Work request. The answer must be every line of the data that holds the word "this".

Data START

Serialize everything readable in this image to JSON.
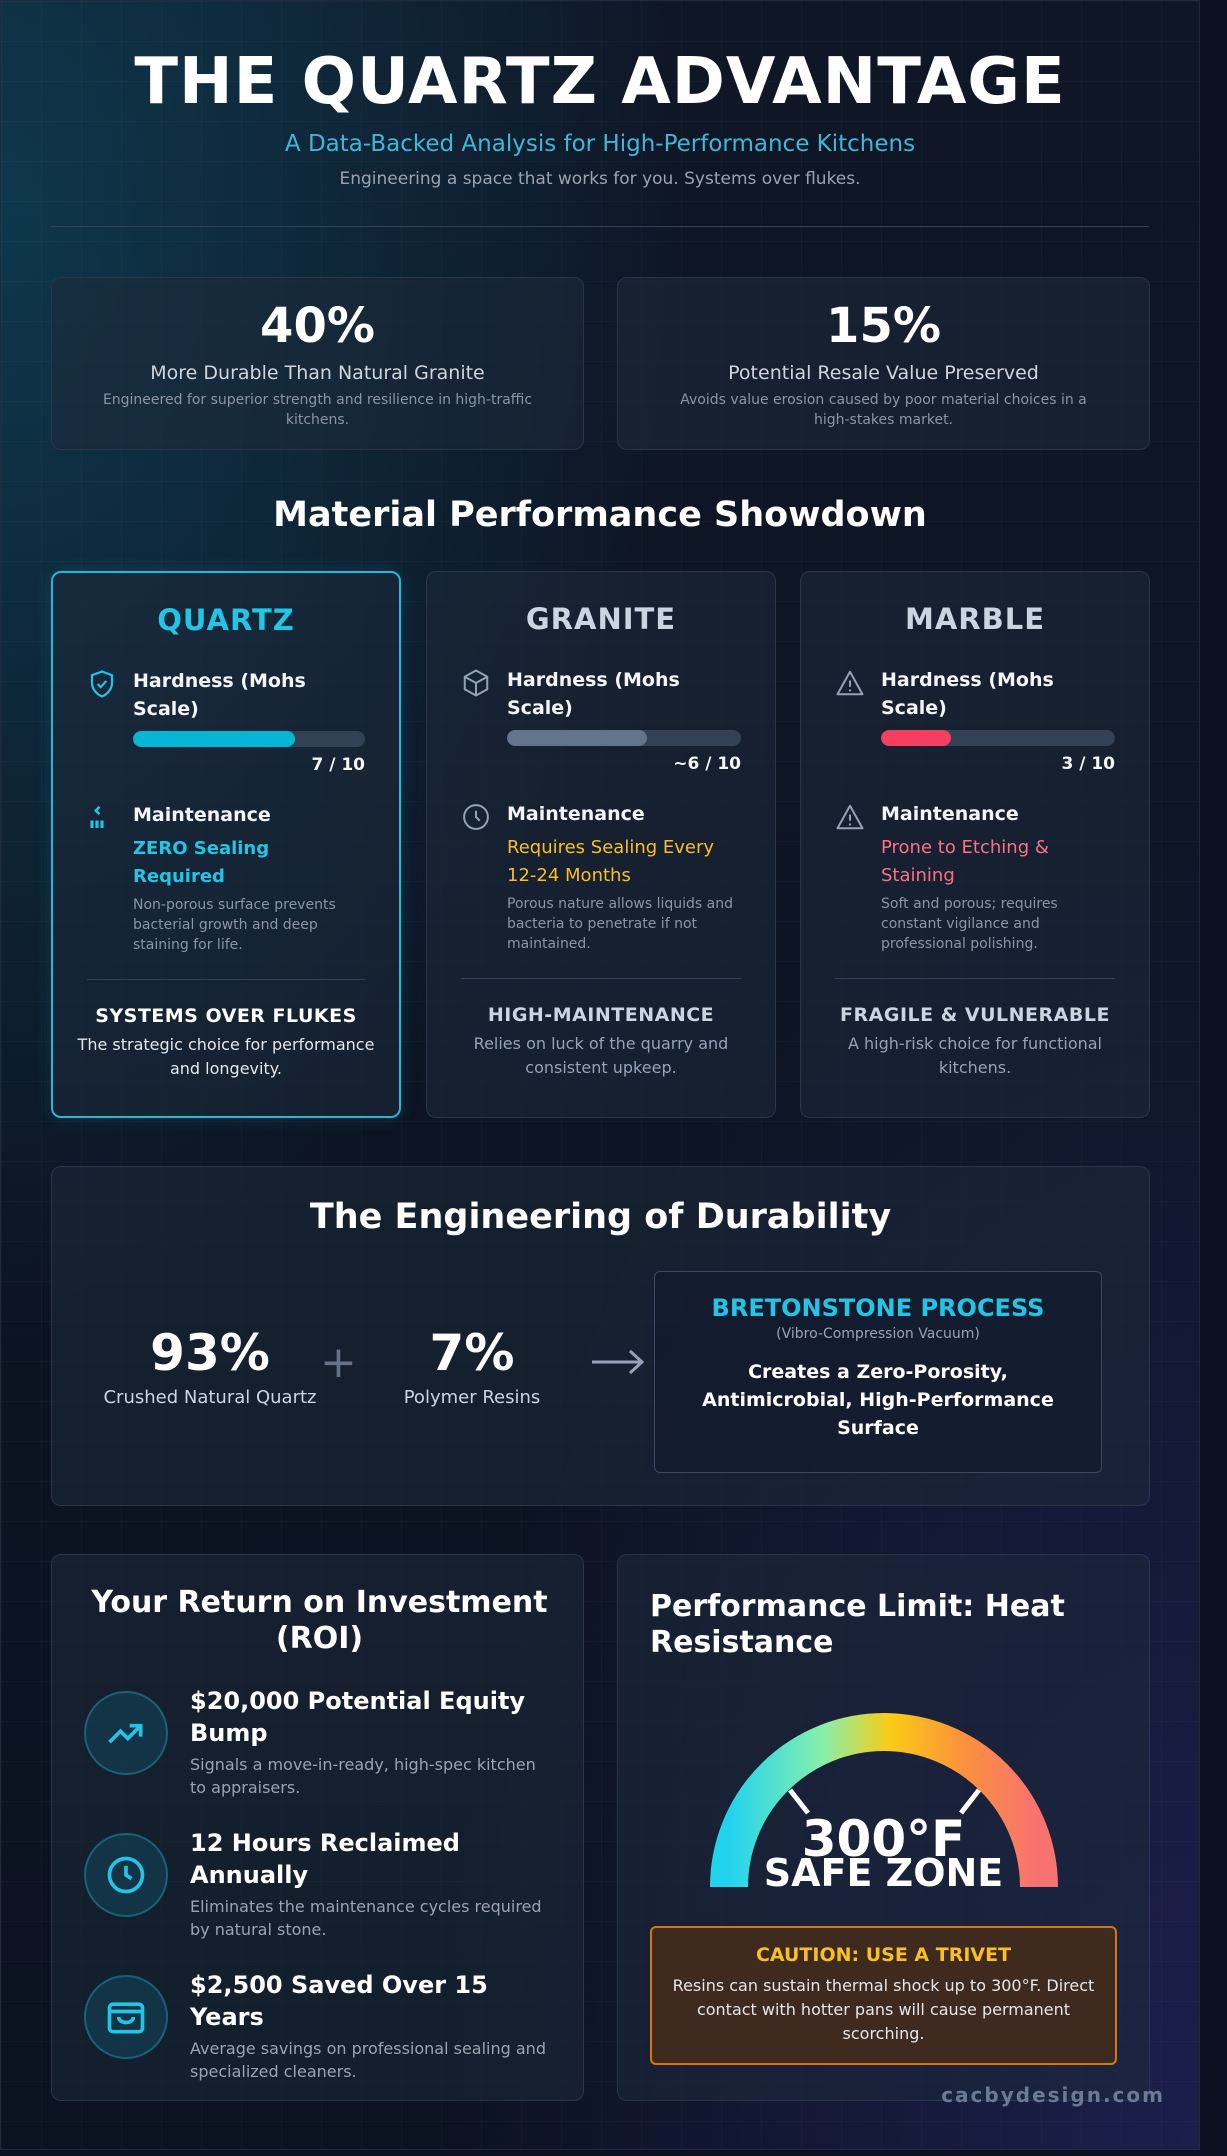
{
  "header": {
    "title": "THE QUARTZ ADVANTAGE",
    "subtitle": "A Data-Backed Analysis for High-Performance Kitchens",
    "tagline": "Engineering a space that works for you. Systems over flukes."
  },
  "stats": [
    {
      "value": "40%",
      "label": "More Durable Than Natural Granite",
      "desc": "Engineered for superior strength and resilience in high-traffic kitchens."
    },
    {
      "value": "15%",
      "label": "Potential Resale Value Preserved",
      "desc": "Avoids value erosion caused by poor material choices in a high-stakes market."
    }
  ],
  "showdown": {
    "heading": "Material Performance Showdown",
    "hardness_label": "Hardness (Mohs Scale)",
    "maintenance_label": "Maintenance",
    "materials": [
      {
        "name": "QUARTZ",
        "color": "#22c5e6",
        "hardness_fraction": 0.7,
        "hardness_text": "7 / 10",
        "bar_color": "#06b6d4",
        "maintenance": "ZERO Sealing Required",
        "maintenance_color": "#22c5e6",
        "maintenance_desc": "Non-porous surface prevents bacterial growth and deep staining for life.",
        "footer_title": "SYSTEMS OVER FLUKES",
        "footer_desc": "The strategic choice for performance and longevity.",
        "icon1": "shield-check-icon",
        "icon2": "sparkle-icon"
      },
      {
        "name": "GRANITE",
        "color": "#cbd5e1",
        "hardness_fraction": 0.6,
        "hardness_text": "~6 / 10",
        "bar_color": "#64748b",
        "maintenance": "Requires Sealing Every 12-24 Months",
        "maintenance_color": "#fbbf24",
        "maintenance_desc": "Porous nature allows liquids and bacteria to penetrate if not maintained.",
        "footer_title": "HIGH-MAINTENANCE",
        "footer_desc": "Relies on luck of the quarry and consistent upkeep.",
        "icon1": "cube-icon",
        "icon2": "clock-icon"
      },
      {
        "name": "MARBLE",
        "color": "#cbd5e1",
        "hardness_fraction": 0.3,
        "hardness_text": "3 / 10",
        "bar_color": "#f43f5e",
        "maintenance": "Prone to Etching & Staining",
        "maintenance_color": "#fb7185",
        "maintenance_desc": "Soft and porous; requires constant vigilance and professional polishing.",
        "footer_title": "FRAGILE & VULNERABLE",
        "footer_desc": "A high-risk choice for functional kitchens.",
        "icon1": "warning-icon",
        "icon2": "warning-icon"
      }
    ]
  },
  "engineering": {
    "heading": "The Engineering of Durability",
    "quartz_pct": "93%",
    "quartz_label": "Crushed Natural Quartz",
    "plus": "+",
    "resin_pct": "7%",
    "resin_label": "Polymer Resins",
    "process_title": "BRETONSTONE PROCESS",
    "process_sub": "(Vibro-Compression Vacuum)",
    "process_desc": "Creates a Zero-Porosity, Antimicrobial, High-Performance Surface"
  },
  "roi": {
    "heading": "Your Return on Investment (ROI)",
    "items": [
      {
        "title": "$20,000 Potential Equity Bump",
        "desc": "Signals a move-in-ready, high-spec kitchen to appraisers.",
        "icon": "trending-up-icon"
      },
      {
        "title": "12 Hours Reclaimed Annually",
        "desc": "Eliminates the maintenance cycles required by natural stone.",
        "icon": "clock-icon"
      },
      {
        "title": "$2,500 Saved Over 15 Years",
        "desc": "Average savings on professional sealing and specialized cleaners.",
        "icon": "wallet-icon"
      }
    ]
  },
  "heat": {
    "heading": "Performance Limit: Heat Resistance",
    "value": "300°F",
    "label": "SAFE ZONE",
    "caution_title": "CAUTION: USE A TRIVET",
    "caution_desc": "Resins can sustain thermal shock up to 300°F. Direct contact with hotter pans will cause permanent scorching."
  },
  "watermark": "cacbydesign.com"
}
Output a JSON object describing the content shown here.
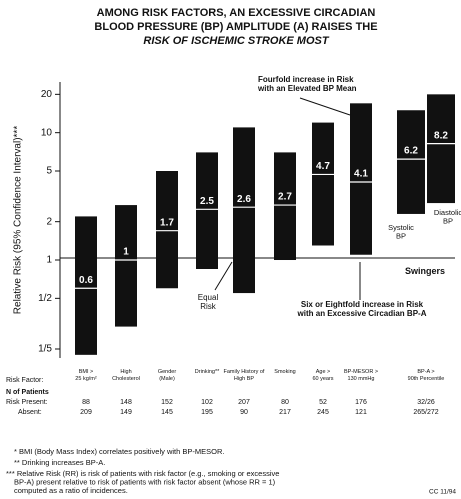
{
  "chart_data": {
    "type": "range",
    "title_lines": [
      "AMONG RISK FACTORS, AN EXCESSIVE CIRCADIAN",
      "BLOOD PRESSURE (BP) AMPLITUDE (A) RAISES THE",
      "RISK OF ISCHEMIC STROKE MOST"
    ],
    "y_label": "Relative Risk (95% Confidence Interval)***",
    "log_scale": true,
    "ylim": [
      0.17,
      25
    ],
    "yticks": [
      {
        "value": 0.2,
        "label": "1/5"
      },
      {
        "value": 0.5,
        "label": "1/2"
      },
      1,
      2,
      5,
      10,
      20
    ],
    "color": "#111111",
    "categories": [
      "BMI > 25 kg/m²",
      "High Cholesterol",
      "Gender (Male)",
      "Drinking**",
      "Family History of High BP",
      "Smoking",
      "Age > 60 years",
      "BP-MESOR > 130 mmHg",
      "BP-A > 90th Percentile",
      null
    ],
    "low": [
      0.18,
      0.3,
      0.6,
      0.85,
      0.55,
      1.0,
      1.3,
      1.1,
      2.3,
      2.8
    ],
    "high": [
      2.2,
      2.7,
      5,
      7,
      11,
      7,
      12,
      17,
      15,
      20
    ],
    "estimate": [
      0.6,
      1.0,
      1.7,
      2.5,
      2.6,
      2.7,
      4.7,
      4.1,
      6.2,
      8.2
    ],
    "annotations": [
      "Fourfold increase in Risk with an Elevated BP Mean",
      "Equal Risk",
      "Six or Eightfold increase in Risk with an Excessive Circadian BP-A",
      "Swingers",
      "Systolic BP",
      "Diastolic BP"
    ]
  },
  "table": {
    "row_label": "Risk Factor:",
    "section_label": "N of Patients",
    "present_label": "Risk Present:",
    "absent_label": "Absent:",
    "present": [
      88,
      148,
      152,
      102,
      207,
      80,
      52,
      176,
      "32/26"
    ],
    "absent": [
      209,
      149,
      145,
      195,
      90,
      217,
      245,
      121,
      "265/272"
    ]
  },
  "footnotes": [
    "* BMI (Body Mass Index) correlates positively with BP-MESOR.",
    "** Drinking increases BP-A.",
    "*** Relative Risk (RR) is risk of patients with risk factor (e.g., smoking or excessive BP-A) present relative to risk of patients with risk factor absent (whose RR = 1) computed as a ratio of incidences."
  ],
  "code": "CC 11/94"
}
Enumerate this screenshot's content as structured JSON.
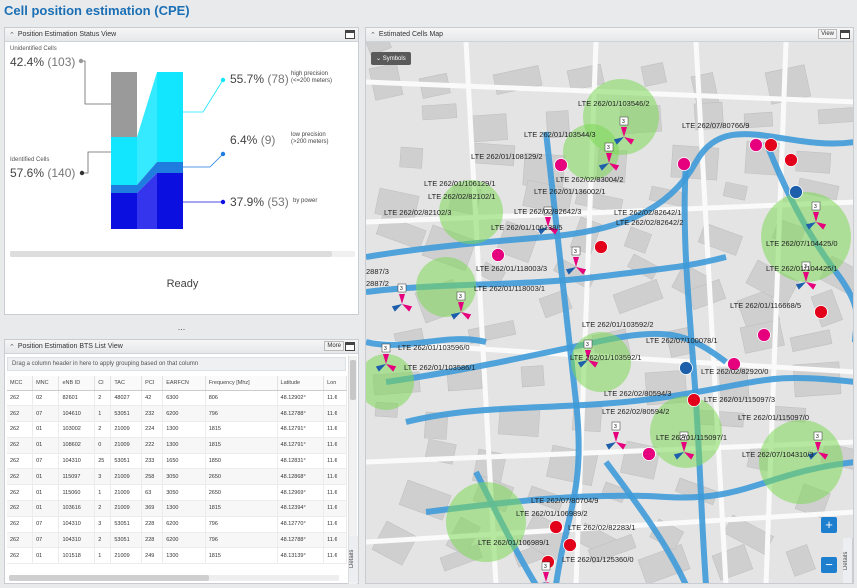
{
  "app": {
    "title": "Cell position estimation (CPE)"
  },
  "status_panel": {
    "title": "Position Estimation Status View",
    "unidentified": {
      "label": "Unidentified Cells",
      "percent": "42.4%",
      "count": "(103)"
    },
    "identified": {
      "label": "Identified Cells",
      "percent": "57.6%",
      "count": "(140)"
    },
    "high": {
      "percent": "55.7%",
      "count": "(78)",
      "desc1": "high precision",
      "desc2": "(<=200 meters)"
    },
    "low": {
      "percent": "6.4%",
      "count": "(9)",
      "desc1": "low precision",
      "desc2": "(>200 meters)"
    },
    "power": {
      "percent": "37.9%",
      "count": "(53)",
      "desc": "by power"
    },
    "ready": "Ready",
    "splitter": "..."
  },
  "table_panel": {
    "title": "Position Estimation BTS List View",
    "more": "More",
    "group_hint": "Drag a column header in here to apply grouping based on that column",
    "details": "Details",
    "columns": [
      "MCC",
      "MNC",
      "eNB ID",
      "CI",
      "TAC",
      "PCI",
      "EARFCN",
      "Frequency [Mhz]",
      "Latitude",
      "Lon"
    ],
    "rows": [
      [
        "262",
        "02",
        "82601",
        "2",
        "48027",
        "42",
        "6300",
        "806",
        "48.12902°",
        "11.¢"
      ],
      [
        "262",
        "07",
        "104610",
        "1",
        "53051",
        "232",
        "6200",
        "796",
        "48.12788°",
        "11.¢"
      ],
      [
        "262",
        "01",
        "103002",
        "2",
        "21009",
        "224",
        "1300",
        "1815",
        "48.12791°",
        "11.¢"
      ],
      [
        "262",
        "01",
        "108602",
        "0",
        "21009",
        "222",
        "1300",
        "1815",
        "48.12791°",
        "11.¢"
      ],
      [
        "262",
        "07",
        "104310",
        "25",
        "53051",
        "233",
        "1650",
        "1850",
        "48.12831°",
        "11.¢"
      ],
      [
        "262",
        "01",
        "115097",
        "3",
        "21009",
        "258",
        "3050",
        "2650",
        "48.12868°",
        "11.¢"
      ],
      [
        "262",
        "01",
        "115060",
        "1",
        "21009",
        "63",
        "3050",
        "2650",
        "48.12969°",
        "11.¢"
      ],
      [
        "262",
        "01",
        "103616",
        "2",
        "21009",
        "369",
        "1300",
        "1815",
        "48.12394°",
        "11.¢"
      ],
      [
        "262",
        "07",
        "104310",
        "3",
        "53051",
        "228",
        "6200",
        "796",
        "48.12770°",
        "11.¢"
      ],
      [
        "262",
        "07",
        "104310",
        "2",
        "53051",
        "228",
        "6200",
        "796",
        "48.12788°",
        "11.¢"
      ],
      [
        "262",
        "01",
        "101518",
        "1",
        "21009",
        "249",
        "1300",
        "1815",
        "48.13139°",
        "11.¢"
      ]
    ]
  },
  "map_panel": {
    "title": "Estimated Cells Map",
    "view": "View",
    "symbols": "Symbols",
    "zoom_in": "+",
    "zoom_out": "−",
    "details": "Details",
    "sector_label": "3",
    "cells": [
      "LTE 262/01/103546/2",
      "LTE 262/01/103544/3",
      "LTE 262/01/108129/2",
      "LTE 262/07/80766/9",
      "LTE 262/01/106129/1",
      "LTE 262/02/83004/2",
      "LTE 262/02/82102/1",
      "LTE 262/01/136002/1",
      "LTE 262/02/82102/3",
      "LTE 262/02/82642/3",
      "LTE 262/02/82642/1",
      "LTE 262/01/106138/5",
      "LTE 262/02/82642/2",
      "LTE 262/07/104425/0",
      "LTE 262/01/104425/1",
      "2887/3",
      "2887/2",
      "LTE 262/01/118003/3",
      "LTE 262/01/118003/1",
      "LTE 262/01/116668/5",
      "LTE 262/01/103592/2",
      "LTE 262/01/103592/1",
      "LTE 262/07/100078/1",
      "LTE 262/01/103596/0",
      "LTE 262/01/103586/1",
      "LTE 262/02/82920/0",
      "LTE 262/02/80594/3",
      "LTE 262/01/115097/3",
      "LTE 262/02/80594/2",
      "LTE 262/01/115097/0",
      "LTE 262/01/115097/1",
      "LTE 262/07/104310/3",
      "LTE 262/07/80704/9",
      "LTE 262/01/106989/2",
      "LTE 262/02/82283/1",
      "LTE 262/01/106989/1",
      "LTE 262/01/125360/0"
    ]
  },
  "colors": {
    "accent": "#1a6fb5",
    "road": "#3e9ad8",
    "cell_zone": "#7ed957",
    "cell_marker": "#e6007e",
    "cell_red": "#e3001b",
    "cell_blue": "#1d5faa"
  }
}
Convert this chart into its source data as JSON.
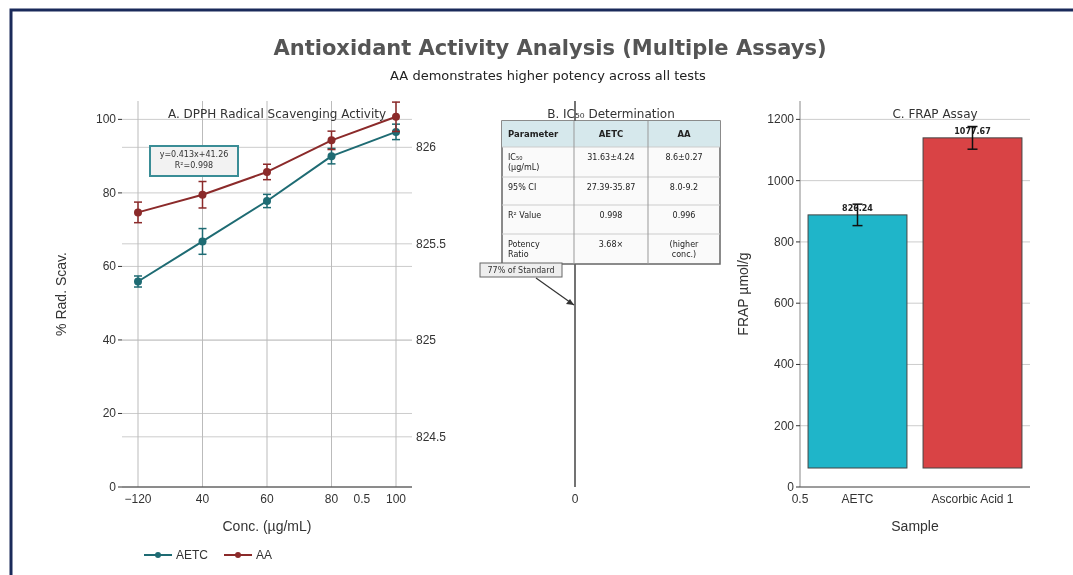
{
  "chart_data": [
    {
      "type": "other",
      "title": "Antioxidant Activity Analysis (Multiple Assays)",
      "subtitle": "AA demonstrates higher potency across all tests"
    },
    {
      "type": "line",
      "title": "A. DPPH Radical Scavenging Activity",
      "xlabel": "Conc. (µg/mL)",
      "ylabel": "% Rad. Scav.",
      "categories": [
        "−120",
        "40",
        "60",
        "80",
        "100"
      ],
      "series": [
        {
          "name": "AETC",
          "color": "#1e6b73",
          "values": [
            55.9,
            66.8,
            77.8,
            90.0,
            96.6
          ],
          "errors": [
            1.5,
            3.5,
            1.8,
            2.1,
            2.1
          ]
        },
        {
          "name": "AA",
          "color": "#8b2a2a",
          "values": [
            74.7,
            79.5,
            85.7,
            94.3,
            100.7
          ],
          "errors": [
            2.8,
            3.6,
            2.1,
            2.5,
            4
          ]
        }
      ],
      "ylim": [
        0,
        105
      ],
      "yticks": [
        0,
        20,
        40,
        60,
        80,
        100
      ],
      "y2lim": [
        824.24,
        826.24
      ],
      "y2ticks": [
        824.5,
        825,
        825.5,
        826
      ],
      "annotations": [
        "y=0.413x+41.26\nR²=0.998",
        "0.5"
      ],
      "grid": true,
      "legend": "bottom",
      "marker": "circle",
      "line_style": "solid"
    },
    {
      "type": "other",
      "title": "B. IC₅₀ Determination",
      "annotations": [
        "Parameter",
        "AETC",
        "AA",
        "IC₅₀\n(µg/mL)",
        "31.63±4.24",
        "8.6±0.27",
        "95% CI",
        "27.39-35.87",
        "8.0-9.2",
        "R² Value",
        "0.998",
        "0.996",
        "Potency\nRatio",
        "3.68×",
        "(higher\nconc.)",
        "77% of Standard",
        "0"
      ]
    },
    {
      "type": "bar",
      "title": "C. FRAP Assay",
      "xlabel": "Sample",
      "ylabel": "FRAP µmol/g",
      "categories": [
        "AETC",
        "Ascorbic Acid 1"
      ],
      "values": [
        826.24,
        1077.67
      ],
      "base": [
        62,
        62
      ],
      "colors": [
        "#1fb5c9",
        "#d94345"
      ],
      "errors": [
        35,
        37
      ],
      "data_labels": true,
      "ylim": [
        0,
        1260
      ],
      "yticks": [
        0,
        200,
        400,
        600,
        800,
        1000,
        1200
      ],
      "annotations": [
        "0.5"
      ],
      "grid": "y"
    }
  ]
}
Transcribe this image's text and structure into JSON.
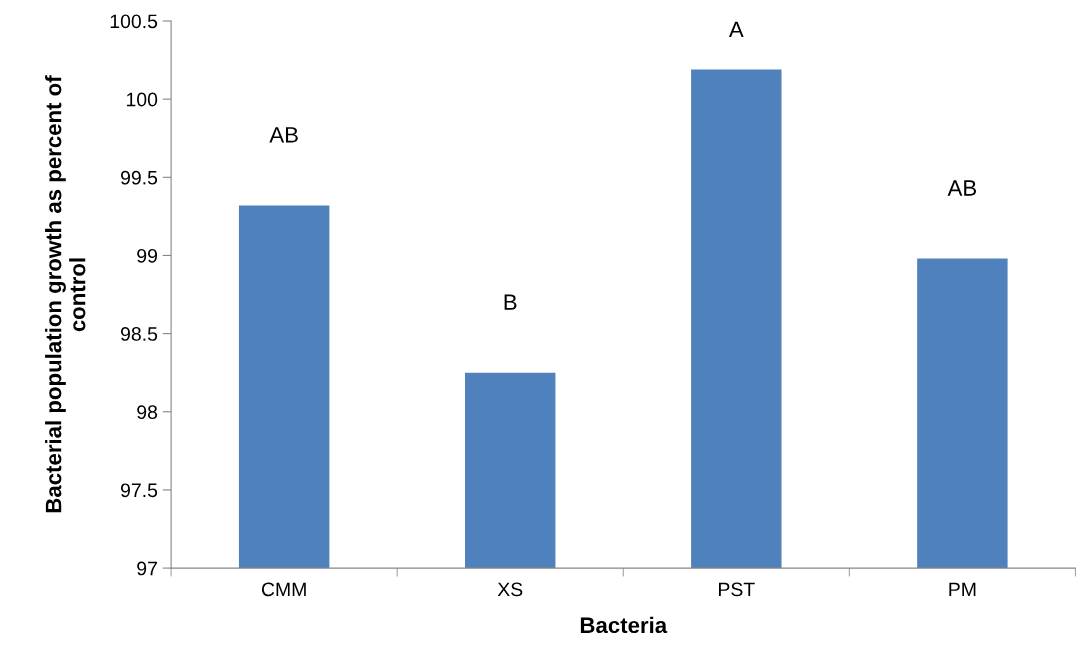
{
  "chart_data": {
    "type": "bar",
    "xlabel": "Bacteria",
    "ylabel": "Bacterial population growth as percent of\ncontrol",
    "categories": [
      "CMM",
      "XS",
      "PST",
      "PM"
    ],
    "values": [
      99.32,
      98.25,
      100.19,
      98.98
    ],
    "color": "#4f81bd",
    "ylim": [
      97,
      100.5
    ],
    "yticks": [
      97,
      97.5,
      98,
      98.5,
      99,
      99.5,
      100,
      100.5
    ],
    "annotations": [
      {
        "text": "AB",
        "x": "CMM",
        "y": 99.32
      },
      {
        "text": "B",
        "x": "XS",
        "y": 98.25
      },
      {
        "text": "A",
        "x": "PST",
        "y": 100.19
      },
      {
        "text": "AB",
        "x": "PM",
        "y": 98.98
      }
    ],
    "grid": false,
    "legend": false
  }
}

Data END

Written response.
Serialize everything readable in this image to JSON.
Enumerate this screenshot's content as structured JSON.
Convert this chart into its source data as JSON.
Transcribe this image's text and structure into JSON.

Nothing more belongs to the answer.